» Part of a data file:
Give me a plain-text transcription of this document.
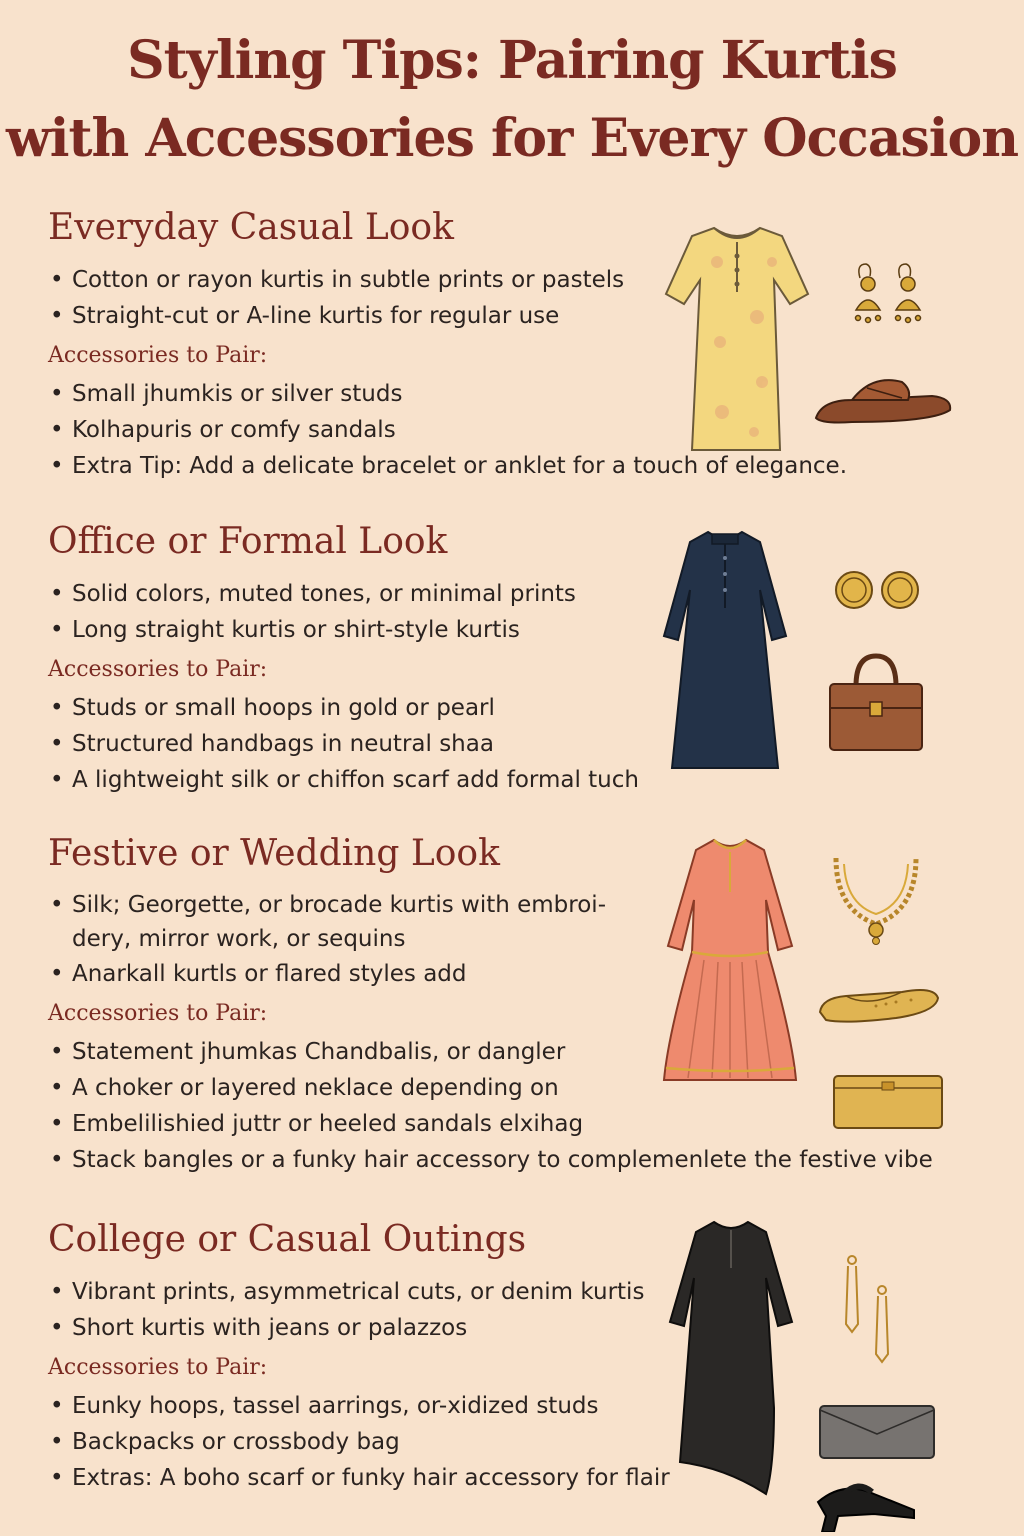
Styling Tips: Pairing Kurtis
with Accessories for Every Occasion
Everyday Casual Look
• Cotton or rayon kurtis in subtle prints or pastels
• Straight-cut or A-line kurtis for regular use
Accessories to Pair:
• Small jhumkis or silver studs
• Kolhapuris or comfy sandals
• Extra Tip: Add a delicate bracelet or anklet for a touch of elegance.
Office or Formal Look
• Solid colors, muted tones, or minimal prints
• Long straight kurtis or shirt-style kurtis
Accessories to Pair:
• Studs or small hoops in gold or pearl
• Structured handbags in neutral shaa
• A lightweight silk or chiffon scarf add formal tuch
Festive or Wedding Look
• Silk; Georgette, or brocade kurtis with embroi-dery, mirror work, or sequins
• Anarkall kurtls or flared styles add
Accessories to Pair:
• Statement jhumkas Chandbalis, or dangler
• A choker or layered neklace depending on
• Embelilishied juttr or heeled sandals elxihag
• Stack bangles or a funky hair accessory to complemenlete the festive vibe
College or Casual Outings
• Vibrant prints, asymmetrical cuts, or denim kurtis
• Short kurtis with jeans or palazzos
Accessories to Pair:
• Eunky hoops, tassel aarrings, or-xidized studs
• Backpacks or crossbody bag
• Extras: A boho scarf or funky hair accessory for flair
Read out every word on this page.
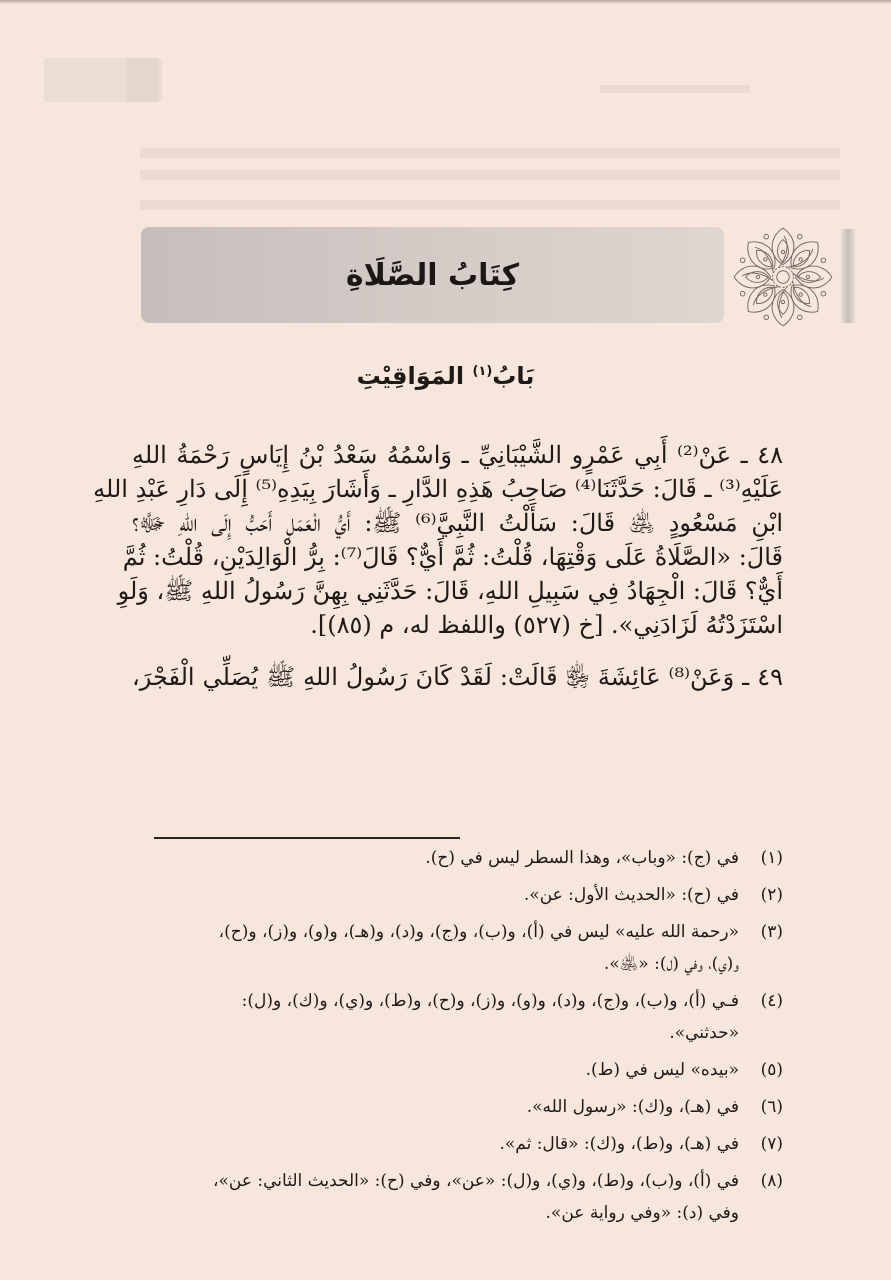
كِتَابُ الصَّلَاةِ
بَابُ$^{(١)}$ المَوَاقِيْتِ
٤٨ ـ عَنْ⁽²⁾ أَبِي عَمْرٍو الشَّيْبَانِيِّ ـ وَاسْمُهُ سَعْدُ بْنُ إِيَاسٍ رَحْمَةُ اللهِ
عَلَيْهِ⁽³⁾ ـ قَالَ: حَدَّثَنَا⁽⁴⁾ صَاحِبُ هَذِهِ الدَّارِ ـ وَأَشَارَ بِيَدِهِ⁽⁵⁾ إِلَى دَارِ عَبْدِ اللهِ
ابْنِ مَسْعُودٍ ﵁ قَالَ: سَأَلْتُ النَّبِيَّ⁽⁶⁾ ﷺ: أَيُّ الْعَمَلِ أَحَبُّ إِلَى اللهِ ﷻ؟
قَالَ: «الصَّلَاةُ عَلَى وَقْتِهَا، قُلْتُ: ثُمَّ أَيٌّ؟ قَالَ⁽⁷⁾: بِرُّ الْوَالِدَيْنِ، قُلْتُ: ثُمَّ
أَيٌّ؟ قَالَ: الْجِهَادُ فِي سَبِيلِ اللهِ، قَالَ: حَدَّثَنِي بِهِنَّ رَسُولُ اللهِ ﷺ، وَلَوِ
اسْتَزَدْتُهُ لَزَادَنِي». [خ (٥٢٧) واللفظ له، م (٨٥)].
٤٩ ـ وَعَنْ⁽⁸⁾ عَائِشَةَ ﵂ قَالَتْ: لَقَدْ كَانَ رَسُولُ اللهِ ﷺ يُصَلِّي الْفَجْرَ،
(١)
في (ج): «وباب»، وهذا السطر ليس في (ح).
(٢)
في (ح): «الحديث الأول: عن».
(٣)
«رحمة الله عليه» ليس في (أ)، و(ب)، و(ج)، و(د)، و(هـ)، و(و)، و(ز)، و(ح)،
و(ي)، وفي (ل): «﵁».
(٤)
فـي (أ)، و(ب)، و(ج)، و(د)، و(و)، و(ز)، و(ح)، و(ط)، و(ي)، و(ك)، و(ل):
«حدثني».
(٥)
«بيده» ليس في (ط).
(٦)
في (هـ)، و(ك): «رسول الله».
(٧)
في (هـ)، و(ط)، و(ك): «قال: ثم».
(٨)
في (أ)، و(ب)، و(ط)، و(ي)، و(ل): «عن»، وفي (ح): «الحديث الثاني: عن»،
وفي (د): «وفي رواية عن».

» WRITTEN EXERCISE:
In the entries above, count each line with "الله"; reply with the total only.

» RESULT:
7